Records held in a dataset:
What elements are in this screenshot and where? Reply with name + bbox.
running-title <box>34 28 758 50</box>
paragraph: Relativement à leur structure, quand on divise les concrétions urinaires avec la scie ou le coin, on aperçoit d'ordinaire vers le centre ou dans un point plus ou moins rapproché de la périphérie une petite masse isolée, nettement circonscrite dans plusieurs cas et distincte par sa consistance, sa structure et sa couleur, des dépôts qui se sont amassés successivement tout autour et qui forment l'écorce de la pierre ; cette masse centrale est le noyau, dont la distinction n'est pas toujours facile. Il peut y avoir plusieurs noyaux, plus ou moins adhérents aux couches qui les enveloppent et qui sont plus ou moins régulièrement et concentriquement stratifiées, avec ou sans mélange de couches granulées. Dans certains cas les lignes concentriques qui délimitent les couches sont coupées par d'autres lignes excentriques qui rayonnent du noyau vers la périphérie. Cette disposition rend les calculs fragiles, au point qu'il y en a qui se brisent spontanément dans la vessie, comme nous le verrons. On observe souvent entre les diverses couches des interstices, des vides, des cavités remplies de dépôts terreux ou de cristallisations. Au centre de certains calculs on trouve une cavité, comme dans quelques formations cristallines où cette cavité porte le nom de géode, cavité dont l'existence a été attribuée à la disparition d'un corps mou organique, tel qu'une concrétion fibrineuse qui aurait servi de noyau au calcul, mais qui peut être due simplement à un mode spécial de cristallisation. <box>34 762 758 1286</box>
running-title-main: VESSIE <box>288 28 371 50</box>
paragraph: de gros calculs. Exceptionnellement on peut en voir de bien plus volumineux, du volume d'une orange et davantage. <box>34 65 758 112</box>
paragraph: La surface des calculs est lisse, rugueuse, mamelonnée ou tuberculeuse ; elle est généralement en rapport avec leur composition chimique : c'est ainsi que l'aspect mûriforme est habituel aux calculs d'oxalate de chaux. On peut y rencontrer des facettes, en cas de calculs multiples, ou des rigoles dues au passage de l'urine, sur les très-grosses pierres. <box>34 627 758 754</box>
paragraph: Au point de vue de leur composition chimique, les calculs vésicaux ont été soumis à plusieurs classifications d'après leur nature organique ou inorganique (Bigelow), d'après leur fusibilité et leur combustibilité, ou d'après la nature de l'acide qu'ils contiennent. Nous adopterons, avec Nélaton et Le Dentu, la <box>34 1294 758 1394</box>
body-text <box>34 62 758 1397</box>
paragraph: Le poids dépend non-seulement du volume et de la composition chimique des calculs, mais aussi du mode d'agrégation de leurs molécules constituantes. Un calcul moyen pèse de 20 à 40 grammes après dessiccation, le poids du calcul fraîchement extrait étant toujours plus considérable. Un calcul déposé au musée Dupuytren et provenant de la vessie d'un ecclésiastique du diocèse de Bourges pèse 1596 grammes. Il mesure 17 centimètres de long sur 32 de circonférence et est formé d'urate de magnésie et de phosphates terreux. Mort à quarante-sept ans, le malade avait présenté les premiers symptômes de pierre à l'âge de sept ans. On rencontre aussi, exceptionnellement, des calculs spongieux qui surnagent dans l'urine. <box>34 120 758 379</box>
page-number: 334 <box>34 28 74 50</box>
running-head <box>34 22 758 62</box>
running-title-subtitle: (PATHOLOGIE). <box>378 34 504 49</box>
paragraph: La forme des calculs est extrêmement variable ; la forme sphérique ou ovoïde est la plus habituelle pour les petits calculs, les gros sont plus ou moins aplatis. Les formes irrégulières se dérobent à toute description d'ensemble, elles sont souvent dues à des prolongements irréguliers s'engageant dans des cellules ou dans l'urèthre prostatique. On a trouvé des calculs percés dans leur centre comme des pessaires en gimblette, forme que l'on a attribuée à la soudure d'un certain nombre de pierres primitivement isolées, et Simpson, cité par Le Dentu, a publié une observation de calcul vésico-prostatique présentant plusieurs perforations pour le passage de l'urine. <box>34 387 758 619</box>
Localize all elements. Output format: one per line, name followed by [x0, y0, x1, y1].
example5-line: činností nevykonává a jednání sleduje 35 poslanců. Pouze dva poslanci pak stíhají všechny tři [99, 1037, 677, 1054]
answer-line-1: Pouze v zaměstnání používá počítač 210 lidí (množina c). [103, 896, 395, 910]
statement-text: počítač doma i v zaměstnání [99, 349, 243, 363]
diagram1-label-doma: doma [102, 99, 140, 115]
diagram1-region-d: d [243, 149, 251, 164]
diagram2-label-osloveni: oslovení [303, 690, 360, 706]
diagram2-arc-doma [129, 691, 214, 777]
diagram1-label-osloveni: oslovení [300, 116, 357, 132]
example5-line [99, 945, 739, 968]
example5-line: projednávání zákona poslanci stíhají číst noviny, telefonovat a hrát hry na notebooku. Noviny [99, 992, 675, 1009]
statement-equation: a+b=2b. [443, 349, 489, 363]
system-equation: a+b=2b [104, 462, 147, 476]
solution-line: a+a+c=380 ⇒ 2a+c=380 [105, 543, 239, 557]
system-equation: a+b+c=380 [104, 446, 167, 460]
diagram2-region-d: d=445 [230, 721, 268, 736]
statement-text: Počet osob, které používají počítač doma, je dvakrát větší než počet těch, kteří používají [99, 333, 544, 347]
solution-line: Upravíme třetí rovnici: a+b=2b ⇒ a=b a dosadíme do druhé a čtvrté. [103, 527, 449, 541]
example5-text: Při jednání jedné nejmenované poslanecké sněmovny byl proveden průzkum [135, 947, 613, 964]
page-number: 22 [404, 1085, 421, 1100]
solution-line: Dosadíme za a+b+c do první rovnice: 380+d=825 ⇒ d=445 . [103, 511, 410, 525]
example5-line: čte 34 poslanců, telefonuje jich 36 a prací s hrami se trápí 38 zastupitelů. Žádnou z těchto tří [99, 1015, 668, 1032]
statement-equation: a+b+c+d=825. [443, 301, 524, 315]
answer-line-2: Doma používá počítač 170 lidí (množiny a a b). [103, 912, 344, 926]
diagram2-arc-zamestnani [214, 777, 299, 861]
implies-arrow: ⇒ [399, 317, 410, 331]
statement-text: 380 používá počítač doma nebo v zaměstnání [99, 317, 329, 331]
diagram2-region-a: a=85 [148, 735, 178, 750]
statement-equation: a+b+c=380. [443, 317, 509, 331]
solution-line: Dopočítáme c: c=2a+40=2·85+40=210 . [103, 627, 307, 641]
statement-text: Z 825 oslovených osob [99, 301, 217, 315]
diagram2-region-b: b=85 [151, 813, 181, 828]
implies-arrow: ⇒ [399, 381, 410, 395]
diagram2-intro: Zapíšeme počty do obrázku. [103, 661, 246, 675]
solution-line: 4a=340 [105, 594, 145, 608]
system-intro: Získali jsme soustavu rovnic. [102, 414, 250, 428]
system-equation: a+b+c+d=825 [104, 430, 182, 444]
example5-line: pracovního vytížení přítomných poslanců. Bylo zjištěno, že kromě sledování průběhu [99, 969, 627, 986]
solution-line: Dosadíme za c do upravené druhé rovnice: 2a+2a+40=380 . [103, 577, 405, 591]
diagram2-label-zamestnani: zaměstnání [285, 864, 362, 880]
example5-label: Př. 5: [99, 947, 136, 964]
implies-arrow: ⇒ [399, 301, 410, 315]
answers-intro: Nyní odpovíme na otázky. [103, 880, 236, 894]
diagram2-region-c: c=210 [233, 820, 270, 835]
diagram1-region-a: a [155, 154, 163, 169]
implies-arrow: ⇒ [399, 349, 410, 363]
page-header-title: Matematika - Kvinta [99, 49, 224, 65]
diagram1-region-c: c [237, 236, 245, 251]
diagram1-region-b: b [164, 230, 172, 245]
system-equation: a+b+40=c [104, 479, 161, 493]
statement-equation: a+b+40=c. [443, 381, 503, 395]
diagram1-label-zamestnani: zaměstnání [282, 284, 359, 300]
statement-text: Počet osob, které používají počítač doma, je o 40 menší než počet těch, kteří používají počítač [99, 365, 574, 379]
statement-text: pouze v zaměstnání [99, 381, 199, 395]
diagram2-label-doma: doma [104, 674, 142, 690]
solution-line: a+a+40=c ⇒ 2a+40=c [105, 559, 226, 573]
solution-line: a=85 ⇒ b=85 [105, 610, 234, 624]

- What is being asked -
Retype the material word for word, starting at its first line and stopping after the line that contains "running-title <box>34 28 758 50</box>".

- Worked solution -
What elements are in this screenshot and where? Reply with name + bbox.
running-title <box>34 28 758 50</box>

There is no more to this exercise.